## Supplied data

--*--

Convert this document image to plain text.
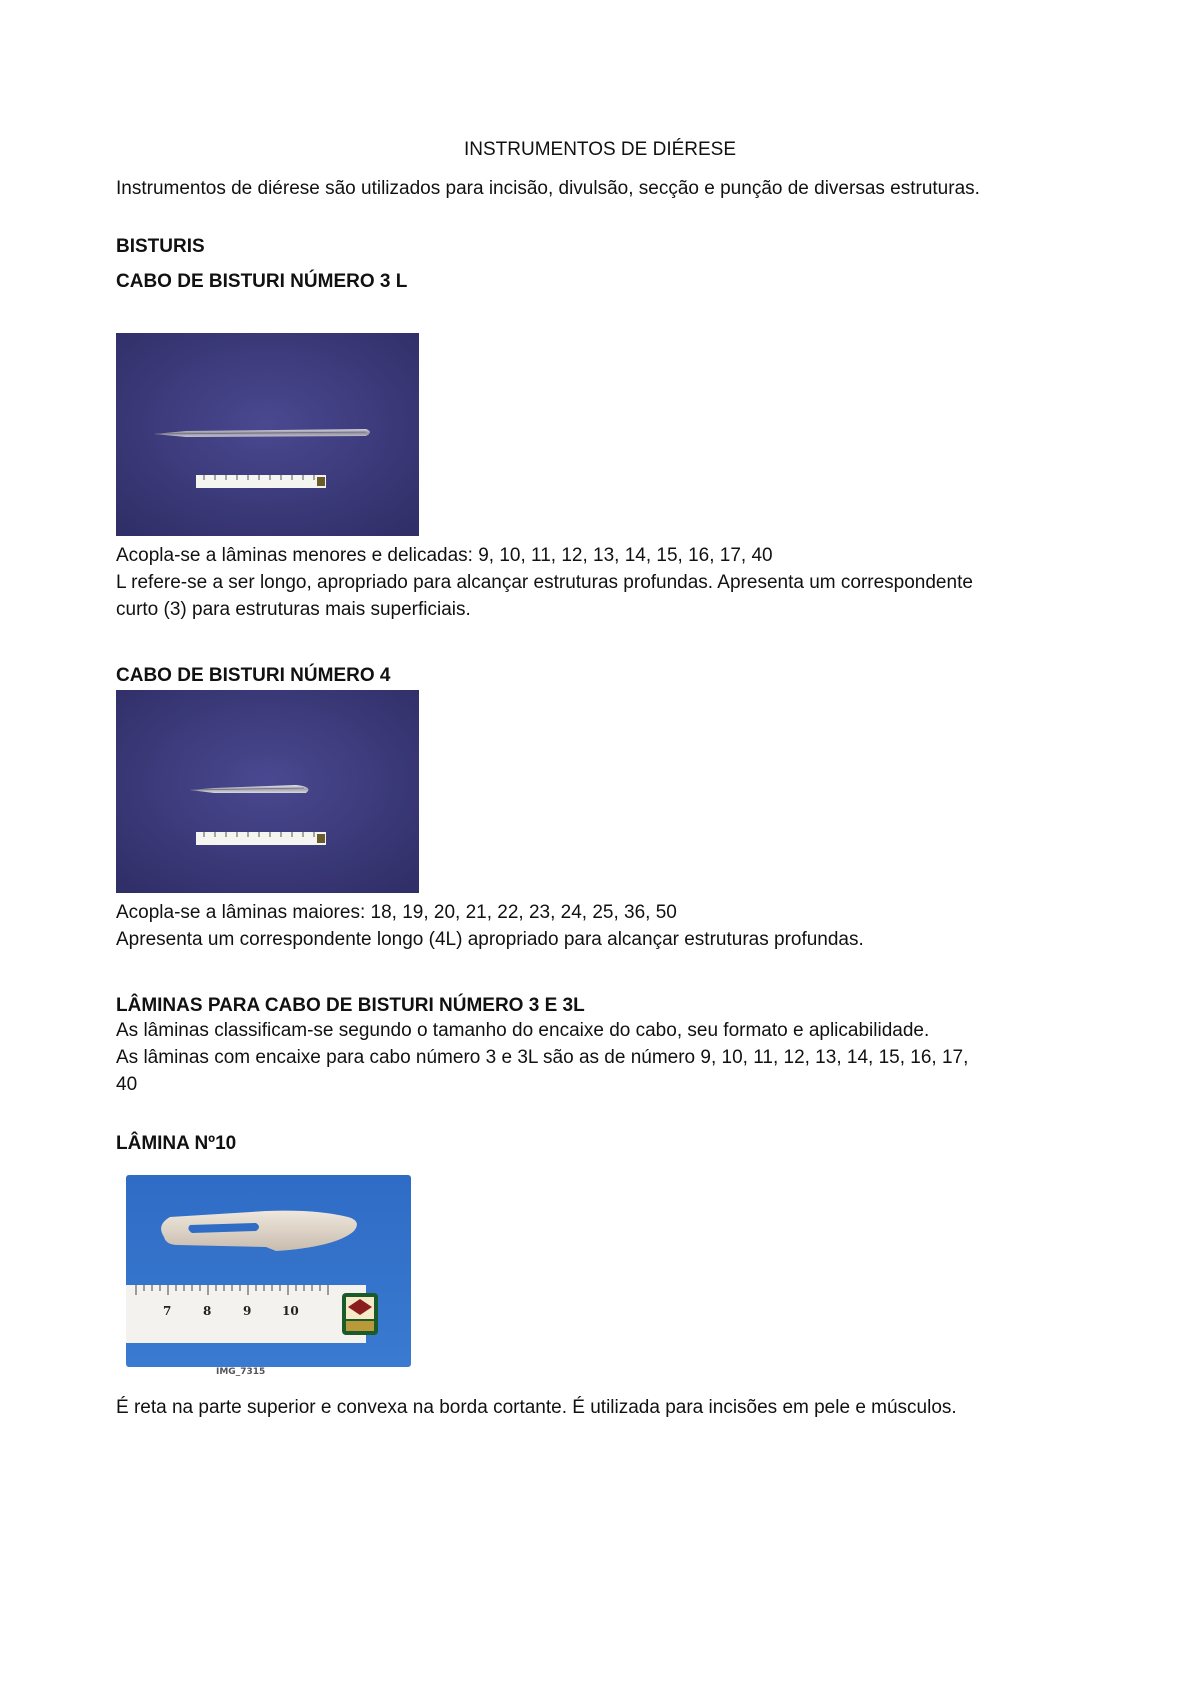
INSTRUMENTOS DE DIÉRESE

Instrumentos de diérese são utilizados para incisão, divulsão, secção e punção de diversas estruturas.

BISTURIS

CABO DE BISTURI NÚMERO 3 L

Acopla-se a lâminas menores e delicadas: 9, 10, 11, 12, 13, 14, 15, 16, 17, 40

L refere-se a ser longo, apropriado para alcançar estruturas profundas. Apresenta um correspondente

curto (3) para estruturas mais superficiais.

CABO DE BISTURI NÚMERO 4

Acopla-se a lâminas maiores: 18, 19, 20, 21, 22, 23, 24, 25, 36, 50

Apresenta um correspondente longo (4L) apropriado para alcançar estruturas profundas.

LÂMINAS PARA CABO DE BISTURI NÚMERO 3 E 3L

As lâminas classificam-se segundo o tamanho do encaixe do cabo, seu formato e aplicabilidade.

As lâminas com encaixe para cabo número 3 e 3L são as de número 9, 10, 11, 12, 13, 14, 15, 16, 17,

40

LÂMINA Nº10

7	8	9	10
IMG_7315

É reta na parte superior e convexa na borda cortante. É utilizada para incisões em pele e músculos.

--*--

## Goal
Restate each line of the records exactly; pictures do not belong in the copy.

## Solution to the problem
Convert this document image to plain text.
INSTRUMENTOS DE DIÉRESE

Instrumentos de diérese são utilizados para incisão, divulsão, secção e punção de diversas estruturas.

BISTURIS

CABO DE BISTURI NÚMERO 3 L

Acopla-se a lâminas menores e delicadas: 9, 10, 11, 12, 13, 14, 15, 16, 17, 40

L refere-se a ser longo, apropriado para alcançar estruturas profundas. Apresenta um correspondente

curto (3) para estruturas mais superficiais.

CABO DE BISTURI NÚMERO 4

Acopla-se a lâminas maiores: 18, 19, 20, 21, 22, 23, 24, 25, 36, 50

Apresenta um correspondente longo (4L) apropriado para alcançar estruturas profundas.

LÂMINAS PARA CABO DE BISTURI NÚMERO 3 E 3L

As lâminas classificam-se segundo o tamanho do encaixe do cabo, seu formato e aplicabilidade.

As lâminas com encaixe para cabo número 3 e 3L são as de número 9, 10, 11, 12, 13, 14, 15, 16, 17,

40

LÂMINA Nº10

7	8	9	10
IMG_7315

É reta na parte superior e convexa na borda cortante. É utilizada para incisões em pele e músculos.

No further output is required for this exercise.